> _Task instructions_: Reproduce every record exactly as it appears, but not the pictures.
## BEGIN Records for the task
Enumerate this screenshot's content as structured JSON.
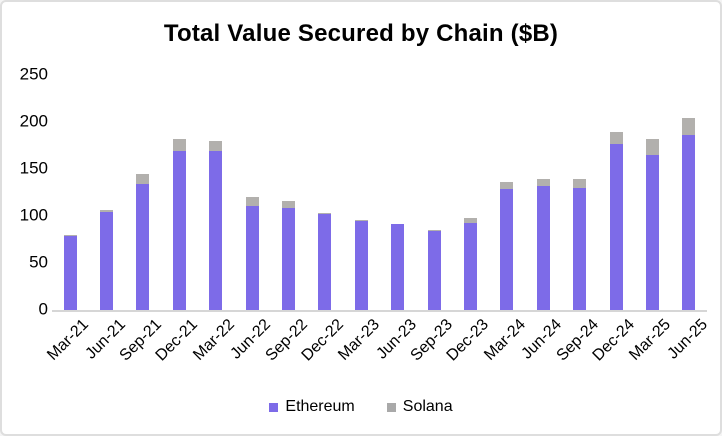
{
  "chart_data": {
    "type": "bar",
    "stacked": true,
    "title": "Total Value Secured by Chain ($B)",
    "categories": [
      "Mar-21",
      "Jun-21",
      "Sep-21",
      "Dec-21",
      "Mar-22",
      "Jun-22",
      "Sep-22",
      "Dec-22",
      "Mar-23",
      "Jun-23",
      "Sep-23",
      "Dec-23",
      "Mar-24",
      "Jun-24",
      "Sep-24",
      "Dec-24",
      "Mar-25",
      "Jun-25"
    ],
    "series": [
      {
        "name": "Ethereum",
        "color": "#7d6be8",
        "values": [
          79,
          104,
          134,
          169,
          169,
          111,
          108,
          102,
          95,
          91,
          84,
          93,
          129,
          132,
          130,
          177,
          165,
          186
        ]
      },
      {
        "name": "Solana",
        "color": "#b2b0ad",
        "values": [
          1,
          2.5,
          11,
          13,
          11,
          9,
          8,
          1.5,
          1,
          1,
          1.5,
          5,
          7,
          7,
          9,
          12,
          17,
          18
        ]
      }
    ],
    "xlabel": "",
    "ylabel": "",
    "ylim": [
      0,
      250
    ],
    "yticks": [
      0,
      50,
      100,
      150,
      200,
      250
    ],
    "grid": false,
    "legend_position": "bottom",
    "legend_swatch_colors": {
      "ethereum": "#7d6be8",
      "solana": "#a9a9a9"
    },
    "axis_line_color": "#d6d6d6"
  }
}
## END Records for the task
> _Worked answer_:
Enumerate this screenshot's content as structured JSON.
{
  "chart_data": {
    "type": "bar",
    "stacked": true,
    "title": "Total Value Secured by Chain ($B)",
    "categories": [
      "Mar-21",
      "Jun-21",
      "Sep-21",
      "Dec-21",
      "Mar-22",
      "Jun-22",
      "Sep-22",
      "Dec-22",
      "Mar-23",
      "Jun-23",
      "Sep-23",
      "Dec-23",
      "Mar-24",
      "Jun-24",
      "Sep-24",
      "Dec-24",
      "Mar-25",
      "Jun-25"
    ],
    "series": [
      {
        "name": "Ethereum",
        "color": "#7d6be8",
        "values": [
          79,
          104,
          134,
          169,
          169,
          111,
          108,
          102,
          95,
          91,
          84,
          93,
          129,
          132,
          130,
          177,
          165,
          186
        ]
      },
      {
        "name": "Solana",
        "color": "#b2b0ad",
        "values": [
          1,
          2.5,
          11,
          13,
          11,
          9,
          8,
          1.5,
          1,
          1,
          1.5,
          5,
          7,
          7,
          9,
          12,
          17,
          18
        ]
      }
    ],
    "xlabel": "",
    "ylabel": "",
    "ylim": [
      0,
      250
    ],
    "yticks": [
      0,
      50,
      100,
      150,
      200,
      250
    ],
    "grid": false,
    "legend_position": "bottom",
    "legend_swatch_colors": {
      "ethereum": "#7d6be8",
      "solana": "#a9a9a9"
    },
    "axis_line_color": "#d6d6d6"
  }
}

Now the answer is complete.